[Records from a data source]
※ ※ ※
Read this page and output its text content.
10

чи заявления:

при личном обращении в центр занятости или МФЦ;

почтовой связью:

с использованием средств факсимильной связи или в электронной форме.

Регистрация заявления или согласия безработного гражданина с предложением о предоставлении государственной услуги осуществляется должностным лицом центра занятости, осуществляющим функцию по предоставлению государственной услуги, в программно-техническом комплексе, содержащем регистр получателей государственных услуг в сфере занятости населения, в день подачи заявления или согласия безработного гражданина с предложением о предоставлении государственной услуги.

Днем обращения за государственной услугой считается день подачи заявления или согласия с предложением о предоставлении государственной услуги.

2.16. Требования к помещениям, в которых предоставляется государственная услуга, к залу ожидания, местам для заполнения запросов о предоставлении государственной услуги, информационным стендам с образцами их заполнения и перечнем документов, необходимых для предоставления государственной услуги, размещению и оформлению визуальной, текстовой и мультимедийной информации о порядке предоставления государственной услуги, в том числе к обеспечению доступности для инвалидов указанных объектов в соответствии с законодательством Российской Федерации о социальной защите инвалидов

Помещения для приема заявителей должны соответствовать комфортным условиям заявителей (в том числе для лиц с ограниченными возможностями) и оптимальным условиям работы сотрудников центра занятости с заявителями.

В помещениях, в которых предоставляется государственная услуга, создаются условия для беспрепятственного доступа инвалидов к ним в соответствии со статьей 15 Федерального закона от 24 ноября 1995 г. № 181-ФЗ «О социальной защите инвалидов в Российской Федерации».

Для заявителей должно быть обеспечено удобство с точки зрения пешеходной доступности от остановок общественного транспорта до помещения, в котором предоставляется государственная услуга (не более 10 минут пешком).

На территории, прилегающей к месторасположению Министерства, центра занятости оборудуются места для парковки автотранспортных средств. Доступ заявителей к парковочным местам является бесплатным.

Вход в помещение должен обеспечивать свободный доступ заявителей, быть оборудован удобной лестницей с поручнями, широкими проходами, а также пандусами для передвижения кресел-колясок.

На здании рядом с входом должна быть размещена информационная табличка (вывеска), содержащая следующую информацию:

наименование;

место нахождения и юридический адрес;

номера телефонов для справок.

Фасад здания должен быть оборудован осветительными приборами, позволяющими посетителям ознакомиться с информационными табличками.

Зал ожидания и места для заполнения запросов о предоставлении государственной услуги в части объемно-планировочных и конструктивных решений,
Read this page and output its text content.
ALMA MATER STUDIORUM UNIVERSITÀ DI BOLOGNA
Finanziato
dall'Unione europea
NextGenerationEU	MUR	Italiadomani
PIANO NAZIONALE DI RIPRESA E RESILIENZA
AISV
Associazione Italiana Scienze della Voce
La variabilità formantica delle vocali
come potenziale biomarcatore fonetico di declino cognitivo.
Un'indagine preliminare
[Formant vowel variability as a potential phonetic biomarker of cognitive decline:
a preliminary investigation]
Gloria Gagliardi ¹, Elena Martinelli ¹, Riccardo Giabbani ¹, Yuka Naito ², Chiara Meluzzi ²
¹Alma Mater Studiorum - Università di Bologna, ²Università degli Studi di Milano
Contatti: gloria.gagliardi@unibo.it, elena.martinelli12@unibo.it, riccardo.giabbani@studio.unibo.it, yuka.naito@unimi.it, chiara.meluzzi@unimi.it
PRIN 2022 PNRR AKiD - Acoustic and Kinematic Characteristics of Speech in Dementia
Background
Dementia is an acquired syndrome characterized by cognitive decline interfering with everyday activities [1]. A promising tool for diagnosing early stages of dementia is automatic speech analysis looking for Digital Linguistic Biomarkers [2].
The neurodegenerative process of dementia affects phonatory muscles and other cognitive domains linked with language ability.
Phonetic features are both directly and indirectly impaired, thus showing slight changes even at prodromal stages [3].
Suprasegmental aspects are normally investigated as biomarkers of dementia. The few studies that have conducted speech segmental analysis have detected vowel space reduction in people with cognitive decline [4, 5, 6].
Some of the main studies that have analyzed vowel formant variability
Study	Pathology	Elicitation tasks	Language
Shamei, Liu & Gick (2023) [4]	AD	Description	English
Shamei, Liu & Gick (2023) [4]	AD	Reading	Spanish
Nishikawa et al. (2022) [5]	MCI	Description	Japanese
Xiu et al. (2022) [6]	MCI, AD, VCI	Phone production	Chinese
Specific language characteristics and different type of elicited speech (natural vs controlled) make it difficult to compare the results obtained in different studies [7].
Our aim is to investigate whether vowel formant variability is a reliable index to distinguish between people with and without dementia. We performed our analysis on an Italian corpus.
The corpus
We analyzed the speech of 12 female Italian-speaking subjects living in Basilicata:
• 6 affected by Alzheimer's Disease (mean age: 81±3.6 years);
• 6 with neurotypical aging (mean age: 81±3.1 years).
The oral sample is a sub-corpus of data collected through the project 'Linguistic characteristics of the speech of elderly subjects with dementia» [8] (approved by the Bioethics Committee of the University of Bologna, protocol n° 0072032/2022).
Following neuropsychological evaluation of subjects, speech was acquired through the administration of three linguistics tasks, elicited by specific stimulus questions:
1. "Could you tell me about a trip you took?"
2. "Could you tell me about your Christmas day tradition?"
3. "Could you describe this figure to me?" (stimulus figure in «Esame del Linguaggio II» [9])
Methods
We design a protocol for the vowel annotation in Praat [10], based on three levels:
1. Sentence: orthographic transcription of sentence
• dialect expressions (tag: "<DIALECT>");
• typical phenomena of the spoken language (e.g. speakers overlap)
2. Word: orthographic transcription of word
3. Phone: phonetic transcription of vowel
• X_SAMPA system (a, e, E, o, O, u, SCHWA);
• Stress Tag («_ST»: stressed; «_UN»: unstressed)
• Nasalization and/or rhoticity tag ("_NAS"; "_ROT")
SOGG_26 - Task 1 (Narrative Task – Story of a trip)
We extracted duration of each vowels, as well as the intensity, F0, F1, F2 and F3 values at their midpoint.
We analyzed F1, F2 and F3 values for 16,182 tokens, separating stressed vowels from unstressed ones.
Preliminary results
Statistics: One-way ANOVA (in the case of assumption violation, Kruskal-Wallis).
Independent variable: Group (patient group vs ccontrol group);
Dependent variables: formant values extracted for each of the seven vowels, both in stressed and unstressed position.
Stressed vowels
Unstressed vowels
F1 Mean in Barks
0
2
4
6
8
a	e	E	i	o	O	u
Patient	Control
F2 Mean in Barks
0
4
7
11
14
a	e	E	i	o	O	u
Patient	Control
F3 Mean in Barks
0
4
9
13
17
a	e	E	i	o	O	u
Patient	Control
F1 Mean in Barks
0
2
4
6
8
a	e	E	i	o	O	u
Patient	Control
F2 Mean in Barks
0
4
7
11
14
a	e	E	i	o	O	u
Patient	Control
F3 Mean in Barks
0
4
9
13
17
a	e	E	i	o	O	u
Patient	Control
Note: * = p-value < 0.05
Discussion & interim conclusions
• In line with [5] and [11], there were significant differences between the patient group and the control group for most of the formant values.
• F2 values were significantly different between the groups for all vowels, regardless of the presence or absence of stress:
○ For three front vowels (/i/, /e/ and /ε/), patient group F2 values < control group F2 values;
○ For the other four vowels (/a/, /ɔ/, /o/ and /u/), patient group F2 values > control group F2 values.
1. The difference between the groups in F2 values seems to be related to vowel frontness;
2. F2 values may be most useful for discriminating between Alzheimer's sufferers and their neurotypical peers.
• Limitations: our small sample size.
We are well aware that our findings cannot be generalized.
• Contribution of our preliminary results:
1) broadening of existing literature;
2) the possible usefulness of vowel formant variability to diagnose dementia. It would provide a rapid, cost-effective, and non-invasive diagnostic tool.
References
※ ※ ※
◆ **EXERCISE DESCRIPTION**: Find all the lines containing "tell" in the material, then copy them.

◆ **COMPLETE OUTPUT**:
1. "Could you tell me about a trip you took?"
2. "Could you tell me about your Christmas day tradition?"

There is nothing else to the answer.